----- DATA PROVIDED -----

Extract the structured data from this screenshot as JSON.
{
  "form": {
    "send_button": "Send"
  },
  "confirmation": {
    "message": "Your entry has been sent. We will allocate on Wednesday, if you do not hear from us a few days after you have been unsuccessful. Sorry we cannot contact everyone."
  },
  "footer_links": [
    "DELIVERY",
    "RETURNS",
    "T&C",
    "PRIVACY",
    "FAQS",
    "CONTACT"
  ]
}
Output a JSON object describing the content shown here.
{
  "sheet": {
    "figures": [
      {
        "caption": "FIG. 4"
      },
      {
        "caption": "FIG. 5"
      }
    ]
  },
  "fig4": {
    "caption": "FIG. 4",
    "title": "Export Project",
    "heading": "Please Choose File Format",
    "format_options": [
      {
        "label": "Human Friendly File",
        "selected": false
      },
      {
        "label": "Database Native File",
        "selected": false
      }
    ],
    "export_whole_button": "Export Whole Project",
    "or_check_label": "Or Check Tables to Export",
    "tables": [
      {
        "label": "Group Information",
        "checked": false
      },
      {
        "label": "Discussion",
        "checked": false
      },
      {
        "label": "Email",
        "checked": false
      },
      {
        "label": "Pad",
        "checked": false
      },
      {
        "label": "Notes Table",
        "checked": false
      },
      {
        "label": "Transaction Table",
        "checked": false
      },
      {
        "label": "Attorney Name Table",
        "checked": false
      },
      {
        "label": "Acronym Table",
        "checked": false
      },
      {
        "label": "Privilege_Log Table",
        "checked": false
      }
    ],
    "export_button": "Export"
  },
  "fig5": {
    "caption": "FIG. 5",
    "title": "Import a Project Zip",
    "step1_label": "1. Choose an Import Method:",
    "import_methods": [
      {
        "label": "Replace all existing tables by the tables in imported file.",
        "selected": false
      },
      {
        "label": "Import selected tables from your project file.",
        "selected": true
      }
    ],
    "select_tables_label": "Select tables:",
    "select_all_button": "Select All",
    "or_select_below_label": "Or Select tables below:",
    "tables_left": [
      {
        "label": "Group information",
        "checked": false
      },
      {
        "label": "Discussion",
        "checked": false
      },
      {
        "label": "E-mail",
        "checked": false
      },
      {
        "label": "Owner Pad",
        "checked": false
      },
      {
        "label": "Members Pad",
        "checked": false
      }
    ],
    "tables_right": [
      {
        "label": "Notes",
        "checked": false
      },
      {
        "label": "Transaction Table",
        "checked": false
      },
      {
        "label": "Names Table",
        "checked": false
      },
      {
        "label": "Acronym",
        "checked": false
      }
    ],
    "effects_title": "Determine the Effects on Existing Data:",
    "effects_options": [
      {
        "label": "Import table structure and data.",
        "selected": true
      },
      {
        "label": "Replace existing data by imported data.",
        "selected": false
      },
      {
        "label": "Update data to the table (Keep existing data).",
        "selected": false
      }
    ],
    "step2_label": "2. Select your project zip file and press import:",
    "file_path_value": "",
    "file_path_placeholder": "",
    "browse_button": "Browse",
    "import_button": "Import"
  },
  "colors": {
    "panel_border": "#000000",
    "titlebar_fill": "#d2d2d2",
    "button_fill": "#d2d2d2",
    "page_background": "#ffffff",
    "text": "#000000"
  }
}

-----

Restate the listing above word for word.

Extract the structured data from this screenshot as JSON.
{
  "form": {
    "send_button": "Send"
  },
  "confirmation": {
    "message": "Your entry has been sent. We will allocate on Wednesday, if you do not hear from us a few days after you have been unsuccessful. Sorry we cannot contact everyone."
  },
  "footer_links": [
    "DELIVERY",
    "RETURNS",
    "T&C",
    "PRIVACY",
    "FAQS",
    "CONTACT"
  ]
}
Output a JSON object describing the content shown here.
{
  "sheet": {
    "figures": [
      {
        "caption": "FIG. 4"
      },
      {
        "caption": "FIG. 5"
      }
    ]
  },
  "fig4": {
    "caption": "FIG. 4",
    "title": "Export Project",
    "heading": "Please Choose File Format",
    "format_options": [
      {
        "label": "Human Friendly File",
        "selected": false
      },
      {
        "label": "Database Native File",
        "selected": false
      }
    ],
    "export_whole_button": "Export Whole Project",
    "or_check_label": "Or Check Tables to Export",
    "tables": [
      {
        "label": "Group Information",
        "checked": false
      },
      {
        "label": "Discussion",
        "checked": false
      },
      {
        "label": "Email",
        "checked": false
      },
      {
        "label": "Pad",
        "checked": false
      },
      {
        "label": "Notes Table",
        "checked": false
      },
      {
        "label": "Transaction Table",
        "checked": false
      },
      {
        "label": "Attorney Name Table",
        "checked": false
      },
      {
        "label": "Acronym Table",
        "checked": false
      },
      {
        "label": "Privilege_Log Table",
        "checked": false
      }
    ],
    "export_button": "Export"
  },
  "fig5": {
    "caption": "FIG. 5",
    "title": "Import a Project Zip",
    "step1_label": "1. Choose an Import Method:",
    "import_methods": [
      {
        "label": "Replace all existing tables by the tables in imported file.",
        "selected": false
      },
      {
        "label": "Import selected tables from your project file.",
        "selected": true
      }
    ],
    "select_tables_label": "Select tables:",
    "select_all_button": "Select All",
    "or_select_below_label": "Or Select tables below:",
    "tables_left": [
      {
        "label": "Group information",
        "checked": false
      },
      {
        "label": "Discussion",
        "checked": false
      },
      {
        "label": "E-mail",
        "checked": false
      },
      {
        "label": "Owner Pad",
        "checked": false
      },
      {
        "label": "Members Pad",
        "checked": false
      }
    ],
    "tables_right": [
      {
        "label": "Notes",
        "checked": false
      },
      {
        "label": "Transaction Table",
        "checked": false
      },
      {
        "label": "Names Table",
        "checked": false
      },
      {
        "label": "Acronym",
        "checked": false
      }
    ],
    "effects_title": "Determine the Effects on Existing Data:",
    "effects_options": [
      {
        "label": "Import table structure and data.",
        "selected": true
      },
      {
        "label": "Replace existing data by imported data.",
        "selected": false
      },
      {
        "label": "Update data to the table (Keep existing data).",
        "selected": false
      }
    ],
    "step2_label": "2. Select your project zip file and press import:",
    "file_path_value": "",
    "file_path_placeholder": "",
    "browse_button": "Browse",
    "import_button": "Import"
  },
  "colors": {
    "panel_border": "#000000",
    "titlebar_fill": "#d2d2d2",
    "button_fill": "#d2d2d2",
    "page_background": "#ffffff",
    "text": "#000000"
  }
}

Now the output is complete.